• Challenge:
Omit the pictures, then reproduce every remaining record exactly.

+ + + + +

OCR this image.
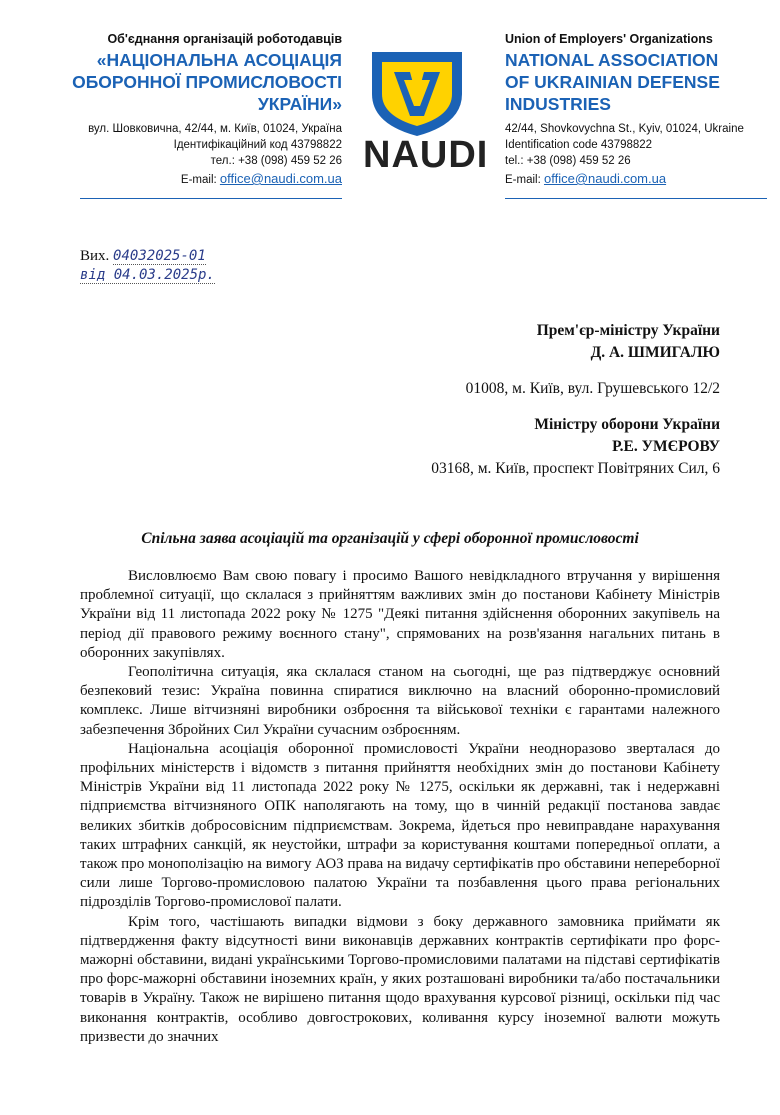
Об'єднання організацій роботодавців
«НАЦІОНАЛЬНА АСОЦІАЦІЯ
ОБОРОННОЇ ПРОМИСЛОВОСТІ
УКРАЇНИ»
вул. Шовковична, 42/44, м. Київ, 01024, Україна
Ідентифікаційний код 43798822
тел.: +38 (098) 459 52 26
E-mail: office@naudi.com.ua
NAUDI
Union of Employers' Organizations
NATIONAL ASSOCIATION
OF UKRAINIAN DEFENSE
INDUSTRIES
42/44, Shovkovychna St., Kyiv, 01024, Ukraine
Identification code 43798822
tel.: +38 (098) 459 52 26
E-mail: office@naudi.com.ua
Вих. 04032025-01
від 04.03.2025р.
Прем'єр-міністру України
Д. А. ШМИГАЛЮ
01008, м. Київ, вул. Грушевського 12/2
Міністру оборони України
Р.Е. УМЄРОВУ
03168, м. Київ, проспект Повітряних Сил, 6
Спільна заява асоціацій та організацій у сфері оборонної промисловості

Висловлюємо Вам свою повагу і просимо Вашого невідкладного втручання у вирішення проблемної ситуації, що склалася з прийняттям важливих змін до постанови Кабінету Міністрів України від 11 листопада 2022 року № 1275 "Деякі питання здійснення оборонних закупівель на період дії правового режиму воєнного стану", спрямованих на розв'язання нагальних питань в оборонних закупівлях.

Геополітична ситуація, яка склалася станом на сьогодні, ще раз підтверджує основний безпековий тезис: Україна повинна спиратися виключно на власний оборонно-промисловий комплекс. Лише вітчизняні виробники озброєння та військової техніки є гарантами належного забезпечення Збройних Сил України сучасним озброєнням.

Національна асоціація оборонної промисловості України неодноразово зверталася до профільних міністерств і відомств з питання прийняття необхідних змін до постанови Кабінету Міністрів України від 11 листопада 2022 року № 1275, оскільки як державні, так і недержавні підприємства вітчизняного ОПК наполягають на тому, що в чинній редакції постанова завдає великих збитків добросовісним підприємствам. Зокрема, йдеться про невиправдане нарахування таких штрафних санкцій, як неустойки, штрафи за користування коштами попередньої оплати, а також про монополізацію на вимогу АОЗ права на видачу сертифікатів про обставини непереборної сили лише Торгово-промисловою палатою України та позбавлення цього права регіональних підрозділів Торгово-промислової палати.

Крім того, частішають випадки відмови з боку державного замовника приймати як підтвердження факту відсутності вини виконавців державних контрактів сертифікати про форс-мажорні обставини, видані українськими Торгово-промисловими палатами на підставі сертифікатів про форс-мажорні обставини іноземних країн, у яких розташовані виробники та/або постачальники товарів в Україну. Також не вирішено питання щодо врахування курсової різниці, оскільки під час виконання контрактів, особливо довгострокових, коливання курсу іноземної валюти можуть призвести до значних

+ + + + +

• Response to the exercise:
OCR this image.
Об'єднання організацій роботодавців
«НАЦІОНАЛЬНА АСОЦІАЦІЯ
ОБОРОННОЇ ПРОМИСЛОВОСТІ
УКРАЇНИ»
вул. Шовковична, 42/44, м. Київ, 01024, Україна
Ідентифікаційний код 43798822
тел.: +38 (098) 459 52 26
E-mail: office@naudi.com.ua
NAUDI
Union of Employers' Organizations
NATIONAL ASSOCIATION
OF UKRAINIAN DEFENSE
INDUSTRIES
42/44, Shovkovychna St., Kyiv, 01024, Ukraine
Identification code 43798822
tel.: +38 (098) 459 52 26
E-mail: office@naudi.com.ua
Вих. 04032025-01
від 04.03.2025р.
Прем'єр-міністру України
Д. А. ШМИГАЛЮ
01008, м. Київ, вул. Грушевського 12/2
Міністру оборони України
Р.Е. УМЄРОВУ
03168, м. Київ, проспект Повітряних Сил, 6
Спільна заява асоціацій та організацій у сфері оборонної промисловості

Висловлюємо Вам свою повагу і просимо Вашого невідкладного втручання у вирішення проблемної ситуації, що склалася з прийняттям важливих змін до постанови Кабінету Міністрів України від 11 листопада 2022 року № 1275 "Деякі питання здійснення оборонних закупівель на період дії правового режиму воєнного стану", спрямованих на розв'язання нагальних питань в оборонних закупівлях.

Геополітична ситуація, яка склалася станом на сьогодні, ще раз підтверджує основний безпековий тезис: Україна повинна спиратися виключно на власний оборонно-промисловий комплекс. Лише вітчизняні виробники озброєння та військової техніки є гарантами належного забезпечення Збройних Сил України сучасним озброєнням.

Національна асоціація оборонної промисловості України неодноразово зверталася до профільних міністерств і відомств з питання прийняття необхідних змін до постанови Кабінету Міністрів України від 11 листопада 2022 року № 1275, оскільки як державні, так і недержавні підприємства вітчизняного ОПК наполягають на тому, що в чинній редакції постанова завдає великих збитків добросовісним підприємствам. Зокрема, йдеться про невиправдане нарахування таких штрафних санкцій, як неустойки, штрафи за користування коштами попередньої оплати, а також про монополізацію на вимогу АОЗ права на видачу сертифікатів про обставини непереборної сили лише Торгово-промисловою палатою України та позбавлення цього права регіональних підрозділів Торгово-промислової палати.

Крім того, частішають випадки відмови з боку державного замовника приймати як підтвердження факту відсутності вини виконавців державних контрактів сертифікати про форс-мажорні обставини, видані українськими Торгово-промисловими палатами на підставі сертифікатів про форс-мажорні обставини іноземних країн, у яких розташовані виробники та/або постачальники товарів в Україну. Також не вирішено питання щодо врахування курсової різниці, оскільки під час виконання контрактів, особливо довгострокових, коливання курсу іноземної валюти можуть призвести до значних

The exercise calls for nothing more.